Reproduce each record below exactly as written.

::::

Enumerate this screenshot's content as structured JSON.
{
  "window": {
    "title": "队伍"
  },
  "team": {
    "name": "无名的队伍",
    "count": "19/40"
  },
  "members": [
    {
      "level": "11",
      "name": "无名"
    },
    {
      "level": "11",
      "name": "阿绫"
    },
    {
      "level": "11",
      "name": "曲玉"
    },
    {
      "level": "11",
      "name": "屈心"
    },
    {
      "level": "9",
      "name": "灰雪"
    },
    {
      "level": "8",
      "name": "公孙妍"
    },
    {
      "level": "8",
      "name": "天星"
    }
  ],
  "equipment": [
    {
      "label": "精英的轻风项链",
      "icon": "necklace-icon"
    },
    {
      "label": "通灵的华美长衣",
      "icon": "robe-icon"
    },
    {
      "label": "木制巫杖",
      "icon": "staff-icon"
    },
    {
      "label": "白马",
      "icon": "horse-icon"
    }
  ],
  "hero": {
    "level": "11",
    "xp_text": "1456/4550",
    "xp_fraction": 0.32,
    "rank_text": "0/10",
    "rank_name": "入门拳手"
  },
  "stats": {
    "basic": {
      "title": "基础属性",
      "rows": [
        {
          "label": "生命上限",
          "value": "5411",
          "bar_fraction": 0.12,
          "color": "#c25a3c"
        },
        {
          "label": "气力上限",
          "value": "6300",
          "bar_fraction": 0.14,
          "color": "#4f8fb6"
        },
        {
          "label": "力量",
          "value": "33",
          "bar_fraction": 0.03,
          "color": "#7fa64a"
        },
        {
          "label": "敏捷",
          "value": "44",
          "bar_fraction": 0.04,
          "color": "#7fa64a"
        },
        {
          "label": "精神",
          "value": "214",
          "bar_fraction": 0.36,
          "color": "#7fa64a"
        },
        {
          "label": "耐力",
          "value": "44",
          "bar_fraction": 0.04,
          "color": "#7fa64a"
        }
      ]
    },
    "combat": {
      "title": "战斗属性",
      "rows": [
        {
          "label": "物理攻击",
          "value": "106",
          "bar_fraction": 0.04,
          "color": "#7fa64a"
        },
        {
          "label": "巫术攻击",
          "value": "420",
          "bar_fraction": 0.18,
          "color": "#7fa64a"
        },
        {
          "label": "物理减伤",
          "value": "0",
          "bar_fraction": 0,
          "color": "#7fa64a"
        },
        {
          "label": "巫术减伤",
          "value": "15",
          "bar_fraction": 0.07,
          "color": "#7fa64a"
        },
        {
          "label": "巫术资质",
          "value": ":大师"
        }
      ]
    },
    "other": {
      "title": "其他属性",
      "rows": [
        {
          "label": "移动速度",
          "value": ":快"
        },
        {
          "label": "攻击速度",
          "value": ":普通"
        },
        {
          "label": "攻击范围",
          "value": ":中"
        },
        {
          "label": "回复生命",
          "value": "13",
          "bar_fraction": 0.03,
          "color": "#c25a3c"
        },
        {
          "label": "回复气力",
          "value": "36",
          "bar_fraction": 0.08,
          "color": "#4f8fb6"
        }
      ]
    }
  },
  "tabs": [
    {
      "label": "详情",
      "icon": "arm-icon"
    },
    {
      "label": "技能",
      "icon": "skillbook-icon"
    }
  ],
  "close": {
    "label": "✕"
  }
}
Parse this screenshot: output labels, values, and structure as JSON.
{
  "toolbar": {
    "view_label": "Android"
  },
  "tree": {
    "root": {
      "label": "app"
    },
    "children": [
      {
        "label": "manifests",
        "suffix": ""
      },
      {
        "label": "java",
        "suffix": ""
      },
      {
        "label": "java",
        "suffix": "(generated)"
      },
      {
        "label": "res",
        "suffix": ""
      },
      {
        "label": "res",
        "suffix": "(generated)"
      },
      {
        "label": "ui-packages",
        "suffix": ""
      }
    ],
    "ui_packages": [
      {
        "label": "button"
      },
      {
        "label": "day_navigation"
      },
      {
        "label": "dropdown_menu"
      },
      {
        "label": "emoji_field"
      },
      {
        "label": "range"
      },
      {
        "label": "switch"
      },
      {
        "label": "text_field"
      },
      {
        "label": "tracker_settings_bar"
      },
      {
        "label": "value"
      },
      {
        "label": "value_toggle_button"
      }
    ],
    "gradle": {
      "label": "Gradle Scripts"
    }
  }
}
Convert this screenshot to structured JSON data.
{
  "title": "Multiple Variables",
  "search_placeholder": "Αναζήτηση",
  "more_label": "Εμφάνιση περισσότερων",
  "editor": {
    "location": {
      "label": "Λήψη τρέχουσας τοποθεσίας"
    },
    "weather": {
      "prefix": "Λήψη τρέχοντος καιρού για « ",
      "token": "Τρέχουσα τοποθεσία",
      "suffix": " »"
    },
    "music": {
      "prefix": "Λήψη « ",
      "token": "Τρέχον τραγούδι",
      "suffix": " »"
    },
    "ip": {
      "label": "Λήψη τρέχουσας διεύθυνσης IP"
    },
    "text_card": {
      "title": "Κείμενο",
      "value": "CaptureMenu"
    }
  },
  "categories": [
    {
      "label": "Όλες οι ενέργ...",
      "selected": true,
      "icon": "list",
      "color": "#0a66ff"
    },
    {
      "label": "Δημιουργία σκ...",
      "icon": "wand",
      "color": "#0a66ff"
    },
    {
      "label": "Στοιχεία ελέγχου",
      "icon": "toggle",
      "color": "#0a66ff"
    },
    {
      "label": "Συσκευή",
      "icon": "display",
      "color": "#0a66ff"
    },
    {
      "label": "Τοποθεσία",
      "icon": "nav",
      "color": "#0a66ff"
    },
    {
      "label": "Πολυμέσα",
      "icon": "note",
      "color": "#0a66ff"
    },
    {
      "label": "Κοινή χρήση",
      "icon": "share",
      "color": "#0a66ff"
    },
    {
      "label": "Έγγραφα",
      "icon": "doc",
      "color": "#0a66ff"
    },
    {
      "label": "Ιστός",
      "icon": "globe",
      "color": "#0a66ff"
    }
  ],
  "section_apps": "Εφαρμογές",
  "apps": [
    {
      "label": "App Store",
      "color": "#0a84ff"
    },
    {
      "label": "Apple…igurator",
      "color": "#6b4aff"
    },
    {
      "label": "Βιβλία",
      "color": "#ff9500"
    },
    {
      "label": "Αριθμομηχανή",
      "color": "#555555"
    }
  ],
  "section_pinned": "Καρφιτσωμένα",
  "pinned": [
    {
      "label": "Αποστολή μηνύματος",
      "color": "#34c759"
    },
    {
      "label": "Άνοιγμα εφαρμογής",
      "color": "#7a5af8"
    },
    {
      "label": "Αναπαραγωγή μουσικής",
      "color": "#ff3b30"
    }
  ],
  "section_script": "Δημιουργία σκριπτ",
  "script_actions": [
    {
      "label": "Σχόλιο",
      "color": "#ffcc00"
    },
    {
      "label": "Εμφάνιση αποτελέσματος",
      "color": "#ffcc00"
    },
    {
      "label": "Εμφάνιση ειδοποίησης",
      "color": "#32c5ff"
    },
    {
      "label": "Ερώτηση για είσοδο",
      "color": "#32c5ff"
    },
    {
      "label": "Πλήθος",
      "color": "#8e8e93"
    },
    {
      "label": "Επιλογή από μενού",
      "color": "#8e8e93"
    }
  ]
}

::::

■ The completed task
Enumerate this screenshot's content as structured JSON.
{
  "window": {
    "title": "队伍"
  },
  "team": {
    "name": "无名的队伍",
    "count": "19/40"
  },
  "members": [
    {
      "level": "11",
      "name": "无名"
    },
    {
      "level": "11",
      "name": "阿绫"
    },
    {
      "level": "11",
      "name": "曲玉"
    },
    {
      "level": "11",
      "name": "屈心"
    },
    {
      "level": "9",
      "name": "灰雪"
    },
    {
      "level": "8",
      "name": "公孙妍"
    },
    {
      "level": "8",
      "name": "天星"
    }
  ],
  "equipment": [
    {
      "label": "精英的轻风项链",
      "icon": "necklace-icon"
    },
    {
      "label": "通灵的华美长衣",
      "icon": "robe-icon"
    },
    {
      "label": "木制巫杖",
      "icon": "staff-icon"
    },
    {
      "label": "白马",
      "icon": "horse-icon"
    }
  ],
  "hero": {
    "level": "11",
    "xp_text": "1456/4550",
    "xp_fraction": 0.32,
    "rank_text": "0/10",
    "rank_name": "入门拳手"
  },
  "stats": {
    "basic": {
      "title": "基础属性",
      "rows": [
        {
          "label": "生命上限",
          "value": "5411",
          "bar_fraction": 0.12,
          "color": "#c25a3c"
        },
        {
          "label": "气力上限",
          "value": "6300",
          "bar_fraction": 0.14,
          "color": "#4f8fb6"
        },
        {
          "label": "力量",
          "value": "33",
          "bar_fraction": 0.03,
          "color": "#7fa64a"
        },
        {
          "label": "敏捷",
          "value": "44",
          "bar_fraction": 0.04,
          "color": "#7fa64a"
        },
        {
          "label": "精神",
          "value": "214",
          "bar_fraction": 0.36,
          "color": "#7fa64a"
        },
        {
          "label": "耐力",
          "value": "44",
          "bar_fraction": 0.04,
          "color": "#7fa64a"
        }
      ]
    },
    "combat": {
      "title": "战斗属性",
      "rows": [
        {
          "label": "物理攻击",
          "value": "106",
          "bar_fraction": 0.04,
          "color": "#7fa64a"
        },
        {
          "label": "巫术攻击",
          "value": "420",
          "bar_fraction": 0.18,
          "color": "#7fa64a"
        },
        {
          "label": "物理减伤",
          "value": "0",
          "bar_fraction": 0,
          "color": "#7fa64a"
        },
        {
          "label": "巫术减伤",
          "value": "15",
          "bar_fraction": 0.07,
          "color": "#7fa64a"
        },
        {
          "label": "巫术资质",
          "value": ":大师"
        }
      ]
    },
    "other": {
      "title": "其他属性",
      "rows": [
        {
          "label": "移动速度",
          "value": ":快"
        },
        {
          "label": "攻击速度",
          "value": ":普通"
        },
        {
          "label": "攻击范围",
          "value": ":中"
        },
        {
          "label": "回复生命",
          "value": "13",
          "bar_fraction": 0.03,
          "color": "#c25a3c"
        },
        {
          "label": "回复气力",
          "value": "36",
          "bar_fraction": 0.08,
          "color": "#4f8fb6"
        }
      ]
    }
  },
  "tabs": [
    {
      "label": "详情",
      "icon": "arm-icon"
    },
    {
      "label": "技能",
      "icon": "skillbook-icon"
    }
  ],
  "close": {
    "label": "✕"
  }
}
Parse this screenshot: output labels, values, and structure as JSON.
{
  "toolbar": {
    "view_label": "Android"
  },
  "tree": {
    "root": {
      "label": "app"
    },
    "children": [
      {
        "label": "manifests",
        "suffix": ""
      },
      {
        "label": "java",
        "suffix": ""
      },
      {
        "label": "java",
        "suffix": "(generated)"
      },
      {
        "label": "res",
        "suffix": ""
      },
      {
        "label": "res",
        "suffix": "(generated)"
      },
      {
        "label": "ui-packages",
        "suffix": ""
      }
    ],
    "ui_packages": [
      {
        "label": "button"
      },
      {
        "label": "day_navigation"
      },
      {
        "label": "dropdown_menu"
      },
      {
        "label": "emoji_field"
      },
      {
        "label": "range"
      },
      {
        "label": "switch"
      },
      {
        "label": "text_field"
      },
      {
        "label": "tracker_settings_bar"
      },
      {
        "label": "value"
      },
      {
        "label": "value_toggle_button"
      }
    ],
    "gradle": {
      "label": "Gradle Scripts"
    }
  }
}
Convert this screenshot to structured JSON data.
{
  "title": "Multiple Variables",
  "search_placeholder": "Αναζήτηση",
  "more_label": "Εμφάνιση περισσότερων",
  "editor": {
    "location": {
      "label": "Λήψη τρέχουσας τοποθεσίας"
    },
    "weather": {
      "prefix": "Λήψη τρέχοντος καιρού για « ",
      "token": "Τρέχουσα τοποθεσία",
      "suffix": " »"
    },
    "music": {
      "prefix": "Λήψη « ",
      "token": "Τρέχον τραγούδι",
      "suffix": " »"
    },
    "ip": {
      "label": "Λήψη τρέχουσας διεύθυνσης IP"
    },
    "text_card": {
      "title": "Κείμενο",
      "value": "CaptureMenu"
    }
  },
  "categories": [
    {
      "label": "Όλες οι ενέργ...",
      "selected": true,
      "icon": "list",
      "color": "#0a66ff"
    },
    {
      "label": "Δημιουργία σκ...",
      "icon": "wand",
      "color": "#0a66ff"
    },
    {
      "label": "Στοιχεία ελέγχου",
      "icon": "toggle",
      "color": "#0a66ff"
    },
    {
      "label": "Συσκευή",
      "icon": "display",
      "color": "#0a66ff"
    },
    {
      "label": "Τοποθεσία",
      "icon": "nav",
      "color": "#0a66ff"
    },
    {
      "label": "Πολυμέσα",
      "icon": "note",
      "color": "#0a66ff"
    },
    {
      "label": "Κοινή χρήση",
      "icon": "share",
      "color": "#0a66ff"
    },
    {
      "label": "Έγγραφα",
      "icon": "doc",
      "color": "#0a66ff"
    },
    {
      "label": "Ιστός",
      "icon": "globe",
      "color": "#0a66ff"
    }
  ],
  "section_apps": "Εφαρμογές",
  "apps": [
    {
      "label": "App Store",
      "color": "#0a84ff"
    },
    {
      "label": "Apple…igurator",
      "color": "#6b4aff"
    },
    {
      "label": "Βιβλία",
      "color": "#ff9500"
    },
    {
      "label": "Αριθμομηχανή",
      "color": "#555555"
    }
  ],
  "section_pinned": "Καρφιτσωμένα",
  "pinned": [
    {
      "label": "Αποστολή μηνύματος",
      "color": "#34c759"
    },
    {
      "label": "Άνοιγμα εφαρμογής",
      "color": "#7a5af8"
    },
    {
      "label": "Αναπαραγωγή μουσικής",
      "color": "#ff3b30"
    }
  ],
  "section_script": "Δημιουργία σκριπτ",
  "script_actions": [
    {
      "label": "Σχόλιο",
      "color": "#ffcc00"
    },
    {
      "label": "Εμφάνιση αποτελέσματος",
      "color": "#ffcc00"
    },
    {
      "label": "Εμφάνιση ειδοποίησης",
      "color": "#32c5ff"
    },
    {
      "label": "Ερώτηση για είσοδο",
      "color": "#32c5ff"
    },
    {
      "label": "Πλήθος",
      "color": "#8e8e93"
    },
    {
      "label": "Επιλογή από μενού",
      "color": "#8e8e93"
    }
  ]
}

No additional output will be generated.